**DATASET RECORDS:**
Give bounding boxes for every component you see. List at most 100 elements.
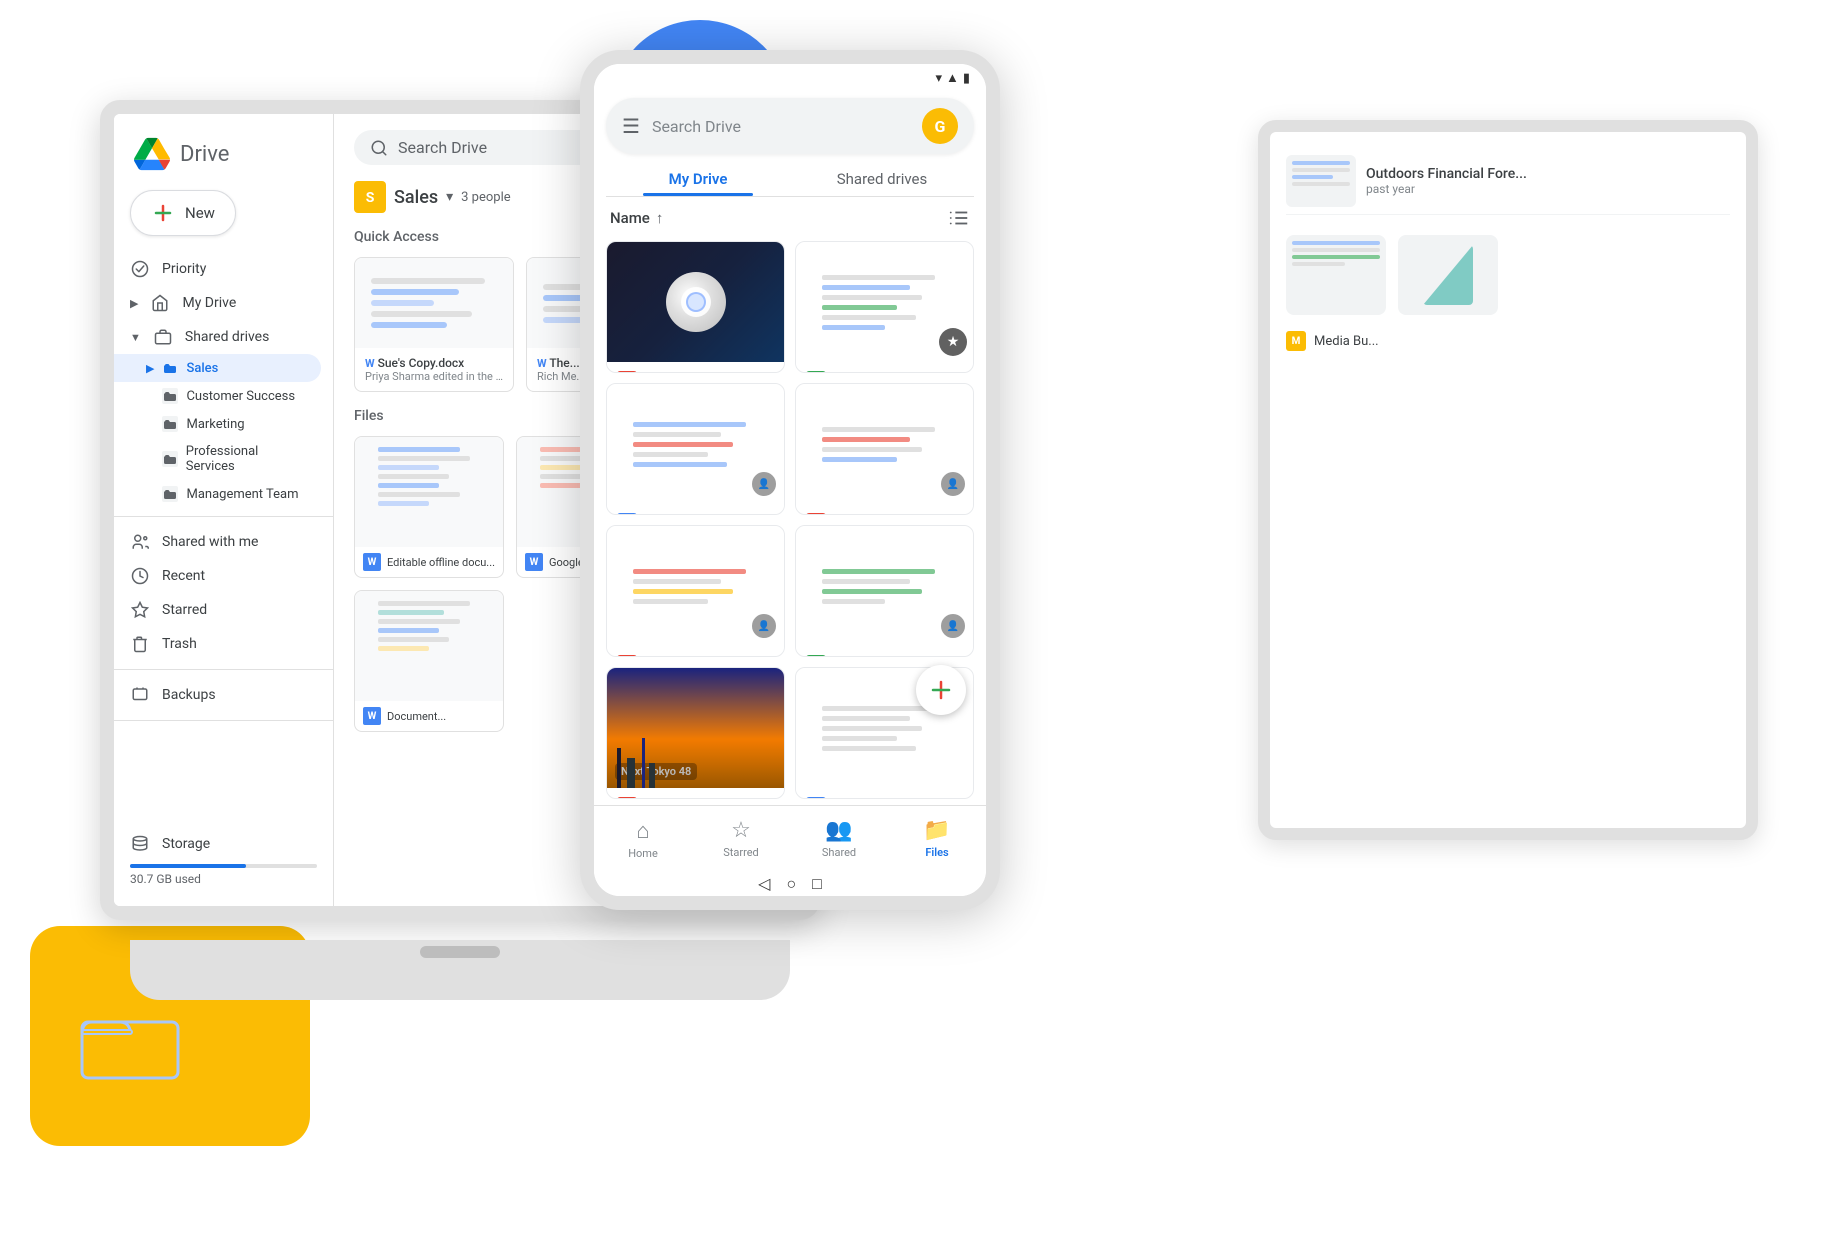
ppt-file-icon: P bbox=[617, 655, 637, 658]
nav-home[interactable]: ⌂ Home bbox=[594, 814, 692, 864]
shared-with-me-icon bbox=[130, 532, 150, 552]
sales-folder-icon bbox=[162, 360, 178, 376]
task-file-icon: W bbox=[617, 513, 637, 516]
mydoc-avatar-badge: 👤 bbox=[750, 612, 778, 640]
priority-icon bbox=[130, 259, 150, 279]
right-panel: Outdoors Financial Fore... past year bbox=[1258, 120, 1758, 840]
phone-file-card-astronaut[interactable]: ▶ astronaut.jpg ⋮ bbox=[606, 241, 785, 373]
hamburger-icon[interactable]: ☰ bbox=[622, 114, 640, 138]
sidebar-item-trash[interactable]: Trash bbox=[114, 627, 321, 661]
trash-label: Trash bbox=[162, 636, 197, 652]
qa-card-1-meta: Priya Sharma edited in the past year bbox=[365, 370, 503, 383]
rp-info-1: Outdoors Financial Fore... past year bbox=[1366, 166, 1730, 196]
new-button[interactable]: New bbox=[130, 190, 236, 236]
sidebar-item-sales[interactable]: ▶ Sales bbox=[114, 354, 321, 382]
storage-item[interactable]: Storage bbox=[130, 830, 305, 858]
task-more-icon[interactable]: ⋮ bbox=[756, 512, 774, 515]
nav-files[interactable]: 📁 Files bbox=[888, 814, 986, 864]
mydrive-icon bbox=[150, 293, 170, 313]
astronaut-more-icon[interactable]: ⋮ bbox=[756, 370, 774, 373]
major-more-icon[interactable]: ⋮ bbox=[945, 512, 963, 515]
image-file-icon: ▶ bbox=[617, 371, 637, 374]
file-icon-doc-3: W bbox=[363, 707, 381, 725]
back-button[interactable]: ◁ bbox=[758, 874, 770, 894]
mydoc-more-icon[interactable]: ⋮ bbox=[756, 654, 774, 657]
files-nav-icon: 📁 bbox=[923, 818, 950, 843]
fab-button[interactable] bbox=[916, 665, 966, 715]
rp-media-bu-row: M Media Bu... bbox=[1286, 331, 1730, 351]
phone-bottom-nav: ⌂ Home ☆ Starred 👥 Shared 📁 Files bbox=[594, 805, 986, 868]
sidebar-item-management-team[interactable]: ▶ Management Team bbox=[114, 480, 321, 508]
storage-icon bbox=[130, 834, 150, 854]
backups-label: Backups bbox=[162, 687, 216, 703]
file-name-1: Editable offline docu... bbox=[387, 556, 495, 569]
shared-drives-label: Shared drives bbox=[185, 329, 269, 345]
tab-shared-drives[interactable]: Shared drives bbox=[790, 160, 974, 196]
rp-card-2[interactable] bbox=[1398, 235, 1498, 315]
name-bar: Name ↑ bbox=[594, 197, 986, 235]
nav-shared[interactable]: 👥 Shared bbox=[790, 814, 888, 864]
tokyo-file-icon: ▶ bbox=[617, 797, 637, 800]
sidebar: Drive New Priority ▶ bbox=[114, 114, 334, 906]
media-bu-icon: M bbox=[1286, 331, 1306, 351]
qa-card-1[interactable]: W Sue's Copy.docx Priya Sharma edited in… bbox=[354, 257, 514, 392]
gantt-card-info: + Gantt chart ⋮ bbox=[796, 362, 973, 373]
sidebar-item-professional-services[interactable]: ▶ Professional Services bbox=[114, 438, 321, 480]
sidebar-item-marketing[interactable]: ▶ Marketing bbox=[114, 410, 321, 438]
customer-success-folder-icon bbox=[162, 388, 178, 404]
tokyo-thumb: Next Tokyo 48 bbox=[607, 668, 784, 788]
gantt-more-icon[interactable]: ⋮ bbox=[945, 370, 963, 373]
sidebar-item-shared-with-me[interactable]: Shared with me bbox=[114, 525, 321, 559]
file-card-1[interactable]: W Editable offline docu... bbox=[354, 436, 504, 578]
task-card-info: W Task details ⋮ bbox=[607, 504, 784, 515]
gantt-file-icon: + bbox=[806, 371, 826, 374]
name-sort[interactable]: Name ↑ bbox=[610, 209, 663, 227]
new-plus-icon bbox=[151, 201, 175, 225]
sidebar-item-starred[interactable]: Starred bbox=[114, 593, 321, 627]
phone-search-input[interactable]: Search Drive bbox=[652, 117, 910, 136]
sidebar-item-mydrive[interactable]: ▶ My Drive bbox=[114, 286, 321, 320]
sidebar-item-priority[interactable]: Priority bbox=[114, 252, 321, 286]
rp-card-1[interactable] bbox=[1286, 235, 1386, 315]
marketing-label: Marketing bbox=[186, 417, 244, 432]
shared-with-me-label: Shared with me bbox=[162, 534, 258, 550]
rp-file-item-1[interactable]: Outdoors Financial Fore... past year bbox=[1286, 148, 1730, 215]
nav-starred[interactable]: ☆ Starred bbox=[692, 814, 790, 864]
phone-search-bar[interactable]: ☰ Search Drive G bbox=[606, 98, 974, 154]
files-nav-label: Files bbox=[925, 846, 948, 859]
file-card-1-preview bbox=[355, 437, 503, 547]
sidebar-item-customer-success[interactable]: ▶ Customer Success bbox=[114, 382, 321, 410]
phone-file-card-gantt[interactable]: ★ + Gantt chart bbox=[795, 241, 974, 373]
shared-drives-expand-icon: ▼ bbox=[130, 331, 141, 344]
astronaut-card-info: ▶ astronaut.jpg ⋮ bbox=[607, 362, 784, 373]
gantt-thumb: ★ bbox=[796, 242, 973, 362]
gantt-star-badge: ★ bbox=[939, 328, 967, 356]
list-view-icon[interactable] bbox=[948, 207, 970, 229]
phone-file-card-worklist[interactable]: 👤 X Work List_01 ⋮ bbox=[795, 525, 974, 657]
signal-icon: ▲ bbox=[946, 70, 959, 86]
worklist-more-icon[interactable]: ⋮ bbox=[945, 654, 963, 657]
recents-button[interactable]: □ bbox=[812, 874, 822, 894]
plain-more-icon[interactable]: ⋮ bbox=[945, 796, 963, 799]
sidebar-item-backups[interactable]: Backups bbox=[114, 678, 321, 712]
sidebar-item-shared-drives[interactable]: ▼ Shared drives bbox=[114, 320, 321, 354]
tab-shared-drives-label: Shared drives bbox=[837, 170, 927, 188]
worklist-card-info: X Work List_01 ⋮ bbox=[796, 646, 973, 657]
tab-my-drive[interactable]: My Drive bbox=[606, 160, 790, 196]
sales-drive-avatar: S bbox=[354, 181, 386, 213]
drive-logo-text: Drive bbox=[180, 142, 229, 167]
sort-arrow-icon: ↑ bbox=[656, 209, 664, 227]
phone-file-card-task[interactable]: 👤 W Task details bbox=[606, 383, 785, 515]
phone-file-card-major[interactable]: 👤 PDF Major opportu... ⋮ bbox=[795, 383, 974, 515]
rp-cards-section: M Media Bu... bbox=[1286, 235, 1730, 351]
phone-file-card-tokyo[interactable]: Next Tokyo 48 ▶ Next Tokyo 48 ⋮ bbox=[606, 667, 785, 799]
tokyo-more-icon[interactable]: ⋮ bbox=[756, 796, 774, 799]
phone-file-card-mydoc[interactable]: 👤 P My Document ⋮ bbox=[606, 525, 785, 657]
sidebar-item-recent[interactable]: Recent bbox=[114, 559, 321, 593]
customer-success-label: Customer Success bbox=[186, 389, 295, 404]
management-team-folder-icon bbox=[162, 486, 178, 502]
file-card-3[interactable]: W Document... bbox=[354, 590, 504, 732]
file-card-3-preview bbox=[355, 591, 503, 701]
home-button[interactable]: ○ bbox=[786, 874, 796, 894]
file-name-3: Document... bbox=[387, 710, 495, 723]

**STATED EXERCISE:** Express every line of the rows above as a JSON list of strings, one string per line, with blank lines omitted. Leave out the picture.

**SOLUTION TO THIS TASK:**
[
  "Give bounding boxes for every component you see. List at most 100 elements.",
  "ppt-file-icon: P bbox=[617, 655, 637, 658]",
  "nav-home[interactable]: ⌂ Home bbox=[594, 814, 692, 864]",
  "shared-with-me-icon bbox=[130, 532, 150, 552]",
  "sales-folder-icon bbox=[162, 360, 178, 376]",
  "task-file-icon: W bbox=[617, 513, 637, 516]",
  "mydoc-avatar-badge: 👤 bbox=[750, 612, 778, 640]",
  "priority-icon bbox=[130, 259, 150, 279]",
  "right-panel: Outdoors Financial Fore... past year bbox=[1258, 120, 1758, 840]",
  "phone-file-card-astronaut[interactable]: ▶ astronaut.jpg ⋮ bbox=[606, 241, 785, 373]",
  "hamburger-icon[interactable]: ☰ bbox=[622, 114, 640, 138]",
  "sidebar-item-trash[interactable]: Trash bbox=[114, 627, 321, 661]",
  "trash-label: Trash bbox=[162, 636, 197, 652]",
  "qa-card-1-meta: Priya Sharma edited in the past year bbox=[365, 370, 503, 383]",
  "rp-info-1: Outdoors Financial Fore... past year bbox=[1366, 166, 1730, 196]",
  "new-button[interactable]: New bbox=[130, 190, 236, 236]",
  "sidebar-item-sales[interactable]: ▶ Sales bbox=[114, 354, 321, 382]",
  "storage-item[interactable]: Storage bbox=[130, 830, 305, 858]",
  "task-more-icon[interactable]: ⋮ bbox=[756, 512, 774, 515]",
  "nav-files[interactable]: 📁 Files bbox=[888, 814, 986, 864]",
  "mydrive-icon bbox=[150, 293, 170, 313]",
  "astronaut-more-icon[interactable]: ⋮ bbox=[756, 370, 774, 373]",
  "major-more-icon[interactable]: ⋮ bbox=[945, 512, 963, 515]",
  "image-file-icon: ▶ bbox=[617, 371, 637, 374]",
  "file-icon-doc-3: W bbox=[363, 707, 381, 725]",
  "back-button[interactable]: ◁ bbox=[758, 874, 770, 894]",
  "mydoc-more-icon[interactable]: ⋮ bbox=[756, 654, 774, 657]",
  "files-nav-icon: 📁 bbox=[923, 818, 950, 843]",
  "fab-button[interactable] bbox=[916, 665, 966, 715]",
  "rp-media-bu-row: M Media Bu... bbox=[1286, 331, 1730, 351]",
  "phone-bottom-nav: ⌂ Home ☆ Starred 👥 Shared 📁 Files bbox=[594, 805, 986, 868]",
  "sidebar-item-management-team[interactable]: ▶ Management Team bbox=[114, 480, 321, 508]",
  "storage-icon bbox=[130, 834, 150, 854]",
  "backups-label: Backups bbox=[162, 687, 216, 703]",
  "file-name-1: Editable offline docu... bbox=[387, 556, 495, 569]",
  "shared-drives-label: Shared drives bbox=[185, 329, 269, 345]",
  "tab-shared-drives[interactable]: Shared drives bbox=[790, 160, 974, 196]",
  "rp-card-2[interactable] bbox=[1398, 235, 1498, 315]",
  "name-bar: Name ↑ bbox=[594, 197, 986, 235]",
  "nav-shared[interactable]: 👥 Shared bbox=[790, 814, 888, 864]",
  "tokyo-file-icon: ▶ bbox=[617, 797, 637, 800]",
  "sidebar: Drive New Priority ▶ bbox=[114, 114, 334, 906]",
  "media-bu-icon: M bbox=[1286, 331, 1306, 351]",
  "qa-card-1[interactable]: W Sue's Copy.docx Priya Sharma edited in… bbox=[354, 257, 514, 392]",
  "gantt-card-info: + Gantt chart ⋮ bbox=[796, 362, 973, 373]",
  "sidebar-item-professional-services[interactable]: ▶ Professional Services bbox=[114, 438, 321, 480]",
  "sidebar-item-marketing[interactable]: ▶ Marketing bbox=[114, 410, 321, 438]",
  "customer-success-folder-icon bbox=[162, 388, 178, 404]",
  "tokyo-thumb: Next Tokyo 48 bbox=[607, 668, 784, 788]",
  "gantt-more-icon[interactable]: ⋮ bbox=[945, 370, 963, 373]",
  "sidebar-item-shared-with-me[interactable]: Shared with me bbox=[114, 525, 321, 559]",
  "file-card-1[interactable]: W Editable offline docu... bbox=[354, 436, 504, 578]",
  "task-card-info: W Task details ⋮ bbox=[607, 504, 784, 515]",
  "gantt-file-icon: + bbox=[806, 371, 826, 374]",
  "name-sort[interactable]: Name ↑ bbox=[610, 209, 663, 227]",
  "new-plus-icon bbox=[151, 201, 175, 225]",
  "sidebar-item-starred[interactable]: Starred bbox=[114, 593, 321, 627]",
  "phone-search-input[interactable]: Search Drive bbox=[652, 117, 910, 136]",
  "sidebar-item-mydrive[interactable]: ▶ My Drive bbox=[114, 286, 321, 320]",
  "sidebar-item-priority[interactable]: Priority bbox=[114, 252, 321, 286]",
  "rp-card-1[interactable] bbox=[1286, 235, 1386, 315]",
  "marketing-label: Marketing bbox=[186, 417, 244, 432]",
  "shared-with-me-label: Shared with me bbox=[162, 534, 258, 550]",
  "rp-file-item-1[interactable]: Outdoors Financial Fore... past year bbox=[1286, 148, 1730, 215]",
  "nav-starred[interactable]: ☆ Starred bbox=[692, 814, 790, 864]",
  "phone-search-bar[interactable]: ☰ Search Drive G bbox=[606, 98, 974, 154]",
  "files-nav-label: Files bbox=[925, 846, 948, 859]",
  "file-card-1-preview bbox=[355, 437, 503, 547]",
  "sidebar-item-customer-success[interactable]: ▶ Customer Success bbox=[114, 382, 321, 410]",
  "phone-file-card-gantt[interactable]: ★ + Gantt chart bbox=[795, 241, 974, 373]",
  "shared-drives-expand-icon: ▼ bbox=[130, 331, 141, 344]",
  "astronaut-card-info: ▶ astronaut.jpg ⋮ bbox=[607, 362, 784, 373]",
  "gantt-thumb: ★ bbox=[796, 242, 973, 362]",
  "gantt-star-badge: ★ bbox=[939, 328, 967, 356]",
  "list-view-icon[interactable] bbox=[948, 207, 970, 229]",
  "phone-file-card-worklist[interactable]: 👤 X Work List_01 ⋮ bbox=[795, 525, 974, 657]",
  "signal-icon: ▲ bbox=[946, 70, 959, 86]",
  "worklist-more-icon[interactable]: ⋮ bbox=[945, 654, 963, 657]",
  "recents-button[interactable]: □ bbox=[812, 874, 822, 894]",
  "plain-more-icon[interactable]: ⋮ bbox=[945, 796, 963, 799]",
  "sidebar-item-backups[interactable]: Backups bbox=[114, 678, 321, 712]",
  "sidebar-item-shared-drives[interactable]: ▼ Shared drives bbox=[114, 320, 321, 354]",
  "tab-shared-drives-label: Shared drives bbox=[837, 170, 927, 188]",
  "worklist-card-info: X Work List_01 ⋮ bbox=[796, 646, 973, 657]",
  "tab-my-drive[interactable]: My Drive bbox=[606, 160, 790, 196]",
  "sales-drive-avatar: S bbox=[354, 181, 386, 213]",
  "drive-logo-text: Drive bbox=[180, 142, 229, 167]",
  "sort-arrow-icon: ↑ bbox=[656, 209, 664, 227]",
  "phone-file-card-task[interactable]: 👤 W Task details bbox=[606, 383, 785, 515]",
  "phone-file-card-major[interactable]: 👤 PDF Major opportu... ⋮ bbox=[795, 383, 974, 515]",
  "rp-cards-section: M Media Bu... bbox=[1286, 235, 1730, 351]",
  "phone-file-card-tokyo[interactable]: Next Tokyo 48 ▶ Next Tokyo 48 ⋮ bbox=[606, 667, 785, 799]",
  "tokyo-more-icon[interactable]: ⋮ bbox=[756, 796, 774, 799]",
  "phone-file-card-mydoc[interactable]: 👤 P My Document ⋮ bbox=[606, 525, 785, 657]",
  "sidebar-item-recent[interactable]: Recent bbox=[114, 559, 321, 593]",
  "customer-success-label: Customer Success bbox=[186, 389, 295, 404]",
  "management-team-folder-icon bbox=[162, 486, 178, 502]",
  "file-card-3[interactable]: W Document... bbox=[354, 590, 504, 732]",
  "file-card-3-preview bbox=[355, 591, 503, 701]",
  "home-button[interactable]: ○ bbox=[786, 874, 796, 894]",
  "file-name-3: Document... bbox=[387, 710, 495, 723]"
]